--- TASK TO CARRY OUT ---
Find and copy each line in the material below where the string "JSON" occurs.

--- EXTRACTED ENTRIES ---
------------------------------------------------------------------------

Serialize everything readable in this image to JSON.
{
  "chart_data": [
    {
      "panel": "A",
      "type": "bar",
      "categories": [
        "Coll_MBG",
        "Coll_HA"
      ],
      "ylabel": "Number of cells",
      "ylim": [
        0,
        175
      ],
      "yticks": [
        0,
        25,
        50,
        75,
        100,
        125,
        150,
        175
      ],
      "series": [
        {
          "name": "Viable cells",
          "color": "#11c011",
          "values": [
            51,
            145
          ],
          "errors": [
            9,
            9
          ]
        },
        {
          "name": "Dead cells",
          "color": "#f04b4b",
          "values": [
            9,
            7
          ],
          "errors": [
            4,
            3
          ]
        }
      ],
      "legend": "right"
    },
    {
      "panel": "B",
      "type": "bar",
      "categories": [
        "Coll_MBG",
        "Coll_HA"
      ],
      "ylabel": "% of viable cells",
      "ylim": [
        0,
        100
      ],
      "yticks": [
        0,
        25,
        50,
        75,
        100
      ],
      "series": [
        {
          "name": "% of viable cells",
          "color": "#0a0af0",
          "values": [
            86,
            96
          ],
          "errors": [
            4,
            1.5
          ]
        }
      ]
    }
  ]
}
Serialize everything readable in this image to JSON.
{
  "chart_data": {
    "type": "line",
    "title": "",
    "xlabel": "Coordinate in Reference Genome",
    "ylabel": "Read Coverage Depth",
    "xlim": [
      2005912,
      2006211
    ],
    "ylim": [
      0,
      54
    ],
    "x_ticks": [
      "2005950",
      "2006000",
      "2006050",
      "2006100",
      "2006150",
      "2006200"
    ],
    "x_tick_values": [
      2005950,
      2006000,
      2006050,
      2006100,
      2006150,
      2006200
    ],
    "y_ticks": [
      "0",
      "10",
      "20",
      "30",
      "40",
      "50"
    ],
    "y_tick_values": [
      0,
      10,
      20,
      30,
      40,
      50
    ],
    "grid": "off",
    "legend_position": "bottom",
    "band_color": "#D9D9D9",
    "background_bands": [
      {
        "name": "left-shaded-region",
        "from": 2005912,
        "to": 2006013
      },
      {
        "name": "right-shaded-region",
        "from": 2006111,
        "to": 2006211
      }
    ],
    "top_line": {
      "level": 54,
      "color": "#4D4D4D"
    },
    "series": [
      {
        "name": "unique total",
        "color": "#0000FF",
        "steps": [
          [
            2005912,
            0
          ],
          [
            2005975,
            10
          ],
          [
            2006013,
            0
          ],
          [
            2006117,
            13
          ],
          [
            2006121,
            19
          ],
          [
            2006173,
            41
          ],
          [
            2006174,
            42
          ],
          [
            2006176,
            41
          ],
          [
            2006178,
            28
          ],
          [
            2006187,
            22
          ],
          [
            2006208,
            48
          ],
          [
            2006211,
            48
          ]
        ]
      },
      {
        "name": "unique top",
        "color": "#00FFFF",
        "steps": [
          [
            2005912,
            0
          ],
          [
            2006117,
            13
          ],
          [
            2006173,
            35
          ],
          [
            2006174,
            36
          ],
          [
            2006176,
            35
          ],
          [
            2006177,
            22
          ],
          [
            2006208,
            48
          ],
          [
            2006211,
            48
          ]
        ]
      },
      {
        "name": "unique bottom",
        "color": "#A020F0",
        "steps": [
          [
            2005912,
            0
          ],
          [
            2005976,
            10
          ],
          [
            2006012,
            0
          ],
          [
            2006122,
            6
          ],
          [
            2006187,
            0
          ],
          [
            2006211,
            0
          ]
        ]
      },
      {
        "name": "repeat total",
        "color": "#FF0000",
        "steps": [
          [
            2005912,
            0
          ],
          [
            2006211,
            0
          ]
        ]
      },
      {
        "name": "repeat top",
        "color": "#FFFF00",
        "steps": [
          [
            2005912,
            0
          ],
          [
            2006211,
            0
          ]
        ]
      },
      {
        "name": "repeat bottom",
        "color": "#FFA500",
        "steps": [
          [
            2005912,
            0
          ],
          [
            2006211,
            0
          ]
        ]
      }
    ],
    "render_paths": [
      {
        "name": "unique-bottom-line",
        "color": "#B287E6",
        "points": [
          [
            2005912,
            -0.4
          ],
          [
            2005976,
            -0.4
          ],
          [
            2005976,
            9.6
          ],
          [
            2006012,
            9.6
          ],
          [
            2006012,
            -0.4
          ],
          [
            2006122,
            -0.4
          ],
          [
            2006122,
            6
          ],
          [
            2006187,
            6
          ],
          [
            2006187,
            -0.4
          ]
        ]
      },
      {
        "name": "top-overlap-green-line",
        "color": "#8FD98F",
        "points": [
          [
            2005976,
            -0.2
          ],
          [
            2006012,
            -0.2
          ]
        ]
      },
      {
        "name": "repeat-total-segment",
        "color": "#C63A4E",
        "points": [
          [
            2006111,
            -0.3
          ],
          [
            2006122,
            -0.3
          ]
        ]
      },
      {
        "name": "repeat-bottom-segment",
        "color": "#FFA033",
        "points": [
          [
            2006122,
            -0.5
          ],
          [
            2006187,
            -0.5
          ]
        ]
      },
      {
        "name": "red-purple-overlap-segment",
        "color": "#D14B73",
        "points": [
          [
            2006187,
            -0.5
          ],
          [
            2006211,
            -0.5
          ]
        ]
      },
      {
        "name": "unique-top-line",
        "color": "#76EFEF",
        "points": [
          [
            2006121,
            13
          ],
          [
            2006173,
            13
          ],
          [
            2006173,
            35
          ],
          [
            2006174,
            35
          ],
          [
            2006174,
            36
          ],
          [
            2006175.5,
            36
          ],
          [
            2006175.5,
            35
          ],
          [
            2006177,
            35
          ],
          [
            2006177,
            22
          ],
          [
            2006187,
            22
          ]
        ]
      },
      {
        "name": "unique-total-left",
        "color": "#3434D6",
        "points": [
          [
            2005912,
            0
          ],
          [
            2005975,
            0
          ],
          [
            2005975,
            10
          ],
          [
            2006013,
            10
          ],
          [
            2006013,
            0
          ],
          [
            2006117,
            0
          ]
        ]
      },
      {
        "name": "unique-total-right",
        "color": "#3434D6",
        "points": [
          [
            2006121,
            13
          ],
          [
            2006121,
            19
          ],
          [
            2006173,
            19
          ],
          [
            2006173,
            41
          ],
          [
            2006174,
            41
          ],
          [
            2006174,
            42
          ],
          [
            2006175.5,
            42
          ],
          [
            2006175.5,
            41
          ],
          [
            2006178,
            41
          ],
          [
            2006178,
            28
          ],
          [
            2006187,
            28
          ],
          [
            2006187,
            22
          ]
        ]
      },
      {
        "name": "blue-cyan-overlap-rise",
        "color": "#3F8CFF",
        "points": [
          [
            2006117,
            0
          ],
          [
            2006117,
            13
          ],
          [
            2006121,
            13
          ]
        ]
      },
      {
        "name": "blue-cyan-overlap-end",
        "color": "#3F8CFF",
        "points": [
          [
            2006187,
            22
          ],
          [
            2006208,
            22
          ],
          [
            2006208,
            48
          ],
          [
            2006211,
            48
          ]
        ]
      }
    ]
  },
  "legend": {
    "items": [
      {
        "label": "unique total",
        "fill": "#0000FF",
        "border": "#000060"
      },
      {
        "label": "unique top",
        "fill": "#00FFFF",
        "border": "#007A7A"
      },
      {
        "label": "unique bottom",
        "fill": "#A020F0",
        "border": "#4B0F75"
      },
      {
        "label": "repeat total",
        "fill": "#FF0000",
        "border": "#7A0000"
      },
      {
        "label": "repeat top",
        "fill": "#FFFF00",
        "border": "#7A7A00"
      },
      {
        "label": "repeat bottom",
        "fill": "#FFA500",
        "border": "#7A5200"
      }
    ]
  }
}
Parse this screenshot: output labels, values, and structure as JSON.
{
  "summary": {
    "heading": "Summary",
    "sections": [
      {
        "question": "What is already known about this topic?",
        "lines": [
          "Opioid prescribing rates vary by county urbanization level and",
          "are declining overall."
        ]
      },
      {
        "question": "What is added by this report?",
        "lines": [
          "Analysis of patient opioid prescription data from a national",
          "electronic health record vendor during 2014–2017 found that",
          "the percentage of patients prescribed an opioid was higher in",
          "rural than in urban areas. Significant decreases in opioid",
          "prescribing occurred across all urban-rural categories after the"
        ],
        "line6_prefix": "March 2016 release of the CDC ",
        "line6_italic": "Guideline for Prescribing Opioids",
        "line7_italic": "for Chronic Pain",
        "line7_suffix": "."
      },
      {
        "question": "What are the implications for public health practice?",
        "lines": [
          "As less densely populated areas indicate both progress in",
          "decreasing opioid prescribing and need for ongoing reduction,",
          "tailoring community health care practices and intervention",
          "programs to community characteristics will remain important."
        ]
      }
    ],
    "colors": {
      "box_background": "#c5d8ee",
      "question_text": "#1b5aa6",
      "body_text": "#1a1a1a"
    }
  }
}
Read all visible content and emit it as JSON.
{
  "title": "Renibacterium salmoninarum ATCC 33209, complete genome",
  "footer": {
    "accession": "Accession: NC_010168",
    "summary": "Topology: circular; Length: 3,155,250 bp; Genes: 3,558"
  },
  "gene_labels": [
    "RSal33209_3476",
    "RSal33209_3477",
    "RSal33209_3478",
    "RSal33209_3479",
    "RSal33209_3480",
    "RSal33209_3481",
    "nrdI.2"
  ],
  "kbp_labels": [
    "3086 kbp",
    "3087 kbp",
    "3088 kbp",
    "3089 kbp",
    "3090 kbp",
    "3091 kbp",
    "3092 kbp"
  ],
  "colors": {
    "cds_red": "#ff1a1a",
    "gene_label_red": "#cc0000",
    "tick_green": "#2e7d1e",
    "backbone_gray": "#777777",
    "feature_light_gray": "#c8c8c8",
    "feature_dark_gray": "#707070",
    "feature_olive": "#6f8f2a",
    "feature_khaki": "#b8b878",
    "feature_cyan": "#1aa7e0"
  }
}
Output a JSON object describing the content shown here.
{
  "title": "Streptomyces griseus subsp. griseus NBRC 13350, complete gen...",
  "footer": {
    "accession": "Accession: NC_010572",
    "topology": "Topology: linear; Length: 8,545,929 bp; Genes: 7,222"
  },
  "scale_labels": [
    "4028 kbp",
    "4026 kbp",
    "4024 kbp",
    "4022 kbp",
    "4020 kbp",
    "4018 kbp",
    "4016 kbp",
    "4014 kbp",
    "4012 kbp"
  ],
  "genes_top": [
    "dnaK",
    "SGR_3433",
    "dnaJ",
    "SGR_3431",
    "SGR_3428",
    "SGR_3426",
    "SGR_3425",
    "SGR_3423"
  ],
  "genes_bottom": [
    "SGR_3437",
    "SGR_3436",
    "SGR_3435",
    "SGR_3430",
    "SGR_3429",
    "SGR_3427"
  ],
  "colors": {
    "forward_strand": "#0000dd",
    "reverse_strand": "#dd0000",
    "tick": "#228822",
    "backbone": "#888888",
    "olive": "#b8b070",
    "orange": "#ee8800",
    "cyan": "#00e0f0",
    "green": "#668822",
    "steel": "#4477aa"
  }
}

------------------------------------------------------------------------

--- REPLY TO THE TASK ---
Serialize everything readable in this image to JSON.
Serialize everything readable in this image to JSON.
Parse this screenshot: output labels, values, and structure as JSON.
Read all visible content and emit it as JSON.
Output a JSON object describing the content shown here.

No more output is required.